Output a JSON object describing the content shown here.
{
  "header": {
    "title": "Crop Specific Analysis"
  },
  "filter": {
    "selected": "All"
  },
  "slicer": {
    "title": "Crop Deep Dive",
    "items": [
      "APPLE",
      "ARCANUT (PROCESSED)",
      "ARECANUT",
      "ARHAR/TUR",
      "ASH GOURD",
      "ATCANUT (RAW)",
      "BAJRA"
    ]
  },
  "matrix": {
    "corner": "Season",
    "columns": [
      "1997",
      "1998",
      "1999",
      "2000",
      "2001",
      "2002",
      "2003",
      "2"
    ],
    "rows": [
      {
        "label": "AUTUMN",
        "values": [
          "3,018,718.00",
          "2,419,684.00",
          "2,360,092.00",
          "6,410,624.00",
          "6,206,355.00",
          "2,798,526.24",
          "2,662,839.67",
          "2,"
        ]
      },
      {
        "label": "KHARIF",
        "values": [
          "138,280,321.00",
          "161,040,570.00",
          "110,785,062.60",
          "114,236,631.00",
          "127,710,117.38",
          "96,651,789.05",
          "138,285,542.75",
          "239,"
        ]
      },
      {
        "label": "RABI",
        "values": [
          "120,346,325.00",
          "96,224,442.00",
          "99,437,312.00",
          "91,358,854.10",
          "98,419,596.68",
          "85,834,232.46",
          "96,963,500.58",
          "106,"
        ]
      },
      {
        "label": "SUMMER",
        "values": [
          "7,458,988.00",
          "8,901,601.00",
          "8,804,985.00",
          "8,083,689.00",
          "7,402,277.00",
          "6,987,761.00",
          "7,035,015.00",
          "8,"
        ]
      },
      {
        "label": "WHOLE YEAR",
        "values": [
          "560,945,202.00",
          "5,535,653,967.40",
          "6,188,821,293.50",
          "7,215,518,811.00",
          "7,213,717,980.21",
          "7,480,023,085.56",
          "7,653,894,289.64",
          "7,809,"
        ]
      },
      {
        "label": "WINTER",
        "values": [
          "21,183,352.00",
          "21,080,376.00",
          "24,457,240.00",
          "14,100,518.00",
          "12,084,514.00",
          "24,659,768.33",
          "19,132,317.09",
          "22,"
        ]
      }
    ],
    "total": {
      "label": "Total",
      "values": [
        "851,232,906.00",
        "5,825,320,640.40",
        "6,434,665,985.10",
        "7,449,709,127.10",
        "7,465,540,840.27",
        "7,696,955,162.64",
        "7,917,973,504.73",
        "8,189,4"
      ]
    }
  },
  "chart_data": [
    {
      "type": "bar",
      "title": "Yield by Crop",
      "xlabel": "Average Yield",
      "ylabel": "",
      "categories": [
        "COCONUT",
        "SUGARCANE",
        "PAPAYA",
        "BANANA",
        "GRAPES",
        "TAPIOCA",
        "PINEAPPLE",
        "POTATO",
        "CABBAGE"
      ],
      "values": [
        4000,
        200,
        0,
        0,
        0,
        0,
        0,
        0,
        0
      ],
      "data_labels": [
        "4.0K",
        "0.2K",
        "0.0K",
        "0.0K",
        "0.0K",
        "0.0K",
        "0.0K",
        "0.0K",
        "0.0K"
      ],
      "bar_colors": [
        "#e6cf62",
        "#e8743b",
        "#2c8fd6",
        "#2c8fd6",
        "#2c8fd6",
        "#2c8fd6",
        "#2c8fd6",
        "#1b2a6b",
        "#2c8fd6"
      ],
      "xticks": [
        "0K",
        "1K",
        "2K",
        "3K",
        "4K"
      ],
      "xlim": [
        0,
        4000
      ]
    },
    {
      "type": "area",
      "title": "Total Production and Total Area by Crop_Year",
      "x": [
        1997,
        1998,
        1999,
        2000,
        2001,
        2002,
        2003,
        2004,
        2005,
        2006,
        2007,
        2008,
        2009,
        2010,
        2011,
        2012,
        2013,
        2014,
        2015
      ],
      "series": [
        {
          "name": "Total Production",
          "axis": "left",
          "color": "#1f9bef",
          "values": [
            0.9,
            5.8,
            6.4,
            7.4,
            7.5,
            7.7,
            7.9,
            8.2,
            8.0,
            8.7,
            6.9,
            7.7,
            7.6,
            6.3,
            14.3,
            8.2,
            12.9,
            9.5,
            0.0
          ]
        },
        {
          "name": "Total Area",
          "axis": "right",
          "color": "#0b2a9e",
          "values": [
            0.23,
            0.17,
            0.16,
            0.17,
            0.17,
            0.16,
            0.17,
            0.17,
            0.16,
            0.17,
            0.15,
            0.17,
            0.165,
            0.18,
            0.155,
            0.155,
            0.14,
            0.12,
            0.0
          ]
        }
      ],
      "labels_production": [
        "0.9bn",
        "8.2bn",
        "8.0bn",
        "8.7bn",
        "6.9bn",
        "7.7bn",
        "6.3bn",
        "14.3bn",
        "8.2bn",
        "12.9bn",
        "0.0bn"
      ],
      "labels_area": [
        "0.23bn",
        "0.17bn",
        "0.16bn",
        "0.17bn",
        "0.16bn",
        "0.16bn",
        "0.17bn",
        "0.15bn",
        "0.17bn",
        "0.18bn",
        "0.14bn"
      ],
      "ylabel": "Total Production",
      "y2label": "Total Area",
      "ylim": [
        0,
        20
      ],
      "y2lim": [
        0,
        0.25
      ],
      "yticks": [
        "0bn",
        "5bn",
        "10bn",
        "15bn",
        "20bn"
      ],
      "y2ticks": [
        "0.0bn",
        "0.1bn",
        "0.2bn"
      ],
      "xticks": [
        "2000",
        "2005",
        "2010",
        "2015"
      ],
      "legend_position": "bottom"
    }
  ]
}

:::::

Please set down the whole listing above without altering a single line.

▶ Completed exercise
Output a JSON object describing the content shown here.
{
  "header": {
    "title": "Crop Specific Analysis"
  },
  "filter": {
    "selected": "All"
  },
  "slicer": {
    "title": "Crop Deep Dive",
    "items": [
      "APPLE",
      "ARCANUT (PROCESSED)",
      "ARECANUT",
      "ARHAR/TUR",
      "ASH GOURD",
      "ATCANUT (RAW)",
      "BAJRA"
    ]
  },
  "matrix": {
    "corner": "Season",
    "columns": [
      "1997",
      "1998",
      "1999",
      "2000",
      "2001",
      "2002",
      "2003",
      "2"
    ],
    "rows": [
      {
        "label": "AUTUMN",
        "values": [
          "3,018,718.00",
          "2,419,684.00",
          "2,360,092.00",
          "6,410,624.00",
          "6,206,355.00",
          "2,798,526.24",
          "2,662,839.67",
          "2,"
        ]
      },
      {
        "label": "KHARIF",
        "values": [
          "138,280,321.00",
          "161,040,570.00",
          "110,785,062.60",
          "114,236,631.00",
          "127,710,117.38",
          "96,651,789.05",
          "138,285,542.75",
          "239,"
        ]
      },
      {
        "label": "RABI",
        "values": [
          "120,346,325.00",
          "96,224,442.00",
          "99,437,312.00",
          "91,358,854.10",
          "98,419,596.68",
          "85,834,232.46",
          "96,963,500.58",
          "106,"
        ]
      },
      {
        "label": "SUMMER",
        "values": [
          "7,458,988.00",
          "8,901,601.00",
          "8,804,985.00",
          "8,083,689.00",
          "7,402,277.00",
          "6,987,761.00",
          "7,035,015.00",
          "8,"
        ]
      },
      {
        "label": "WHOLE YEAR",
        "values": [
          "560,945,202.00",
          "5,535,653,967.40",
          "6,188,821,293.50",
          "7,215,518,811.00",
          "7,213,717,980.21",
          "7,480,023,085.56",
          "7,653,894,289.64",
          "7,809,"
        ]
      },
      {
        "label": "WINTER",
        "values": [
          "21,183,352.00",
          "21,080,376.00",
          "24,457,240.00",
          "14,100,518.00",
          "12,084,514.00",
          "24,659,768.33",
          "19,132,317.09",
          "22,"
        ]
      }
    ],
    "total": {
      "label": "Total",
      "values": [
        "851,232,906.00",
        "5,825,320,640.40",
        "6,434,665,985.10",
        "7,449,709,127.10",
        "7,465,540,840.27",
        "7,696,955,162.64",
        "7,917,973,504.73",
        "8,189,4"
      ]
    }
  },
  "chart_data": [
    {
      "type": "bar",
      "title": "Yield by Crop",
      "xlabel": "Average Yield",
      "ylabel": "",
      "categories": [
        "COCONUT",
        "SUGARCANE",
        "PAPAYA",
        "BANANA",
        "GRAPES",
        "TAPIOCA",
        "PINEAPPLE",
        "POTATO",
        "CABBAGE"
      ],
      "values": [
        4000,
        200,
        0,
        0,
        0,
        0,
        0,
        0,
        0
      ],
      "data_labels": [
        "4.0K",
        "0.2K",
        "0.0K",
        "0.0K",
        "0.0K",
        "0.0K",
        "0.0K",
        "0.0K",
        "0.0K"
      ],
      "bar_colors": [
        "#e6cf62",
        "#e8743b",
        "#2c8fd6",
        "#2c8fd6",
        "#2c8fd6",
        "#2c8fd6",
        "#2c8fd6",
        "#1b2a6b",
        "#2c8fd6"
      ],
      "xticks": [
        "0K",
        "1K",
        "2K",
        "3K",
        "4K"
      ],
      "xlim": [
        0,
        4000
      ]
    },
    {
      "type": "area",
      "title": "Total Production and Total Area by Crop_Year",
      "x": [
        1997,
        1998,
        1999,
        2000,
        2001,
        2002,
        2003,
        2004,
        2005,
        2006,
        2007,
        2008,
        2009,
        2010,
        2011,
        2012,
        2013,
        2014,
        2015
      ],
      "series": [
        {
          "name": "Total Production",
          "axis": "left",
          "color": "#1f9bef",
          "values": [
            0.9,
            5.8,
            6.4,
            7.4,
            7.5,
            7.7,
            7.9,
            8.2,
            8.0,
            8.7,
            6.9,
            7.7,
            7.6,
            6.3,
            14.3,
            8.2,
            12.9,
            9.5,
            0.0
          ]
        },
        {
          "name": "Total Area",
          "axis": "right",
          "color": "#0b2a9e",
          "values": [
            0.23,
            0.17,
            0.16,
            0.17,
            0.17,
            0.16,
            0.17,
            0.17,
            0.16,
            0.17,
            0.15,
            0.17,
            0.165,
            0.18,
            0.155,
            0.155,
            0.14,
            0.12,
            0.0
          ]
        }
      ],
      "labels_production": [
        "0.9bn",
        "8.2bn",
        "8.0bn",
        "8.7bn",
        "6.9bn",
        "7.7bn",
        "6.3bn",
        "14.3bn",
        "8.2bn",
        "12.9bn",
        "0.0bn"
      ],
      "labels_area": [
        "0.23bn",
        "0.17bn",
        "0.16bn",
        "0.17bn",
        "0.16bn",
        "0.16bn",
        "0.17bn",
        "0.15bn",
        "0.17bn",
        "0.18bn",
        "0.14bn"
      ],
      "ylabel": "Total Production",
      "y2label": "Total Area",
      "ylim": [
        0,
        20
      ],
      "y2lim": [
        0,
        0.25
      ],
      "yticks": [
        "0bn",
        "5bn",
        "10bn",
        "15bn",
        "20bn"
      ],
      "y2ticks": [
        "0.0bn",
        "0.1bn",
        "0.2bn"
      ],
      "xticks": [
        "2000",
        "2005",
        "2010",
        "2015"
      ],
      "legend_position": "bottom"
    }
  ]
}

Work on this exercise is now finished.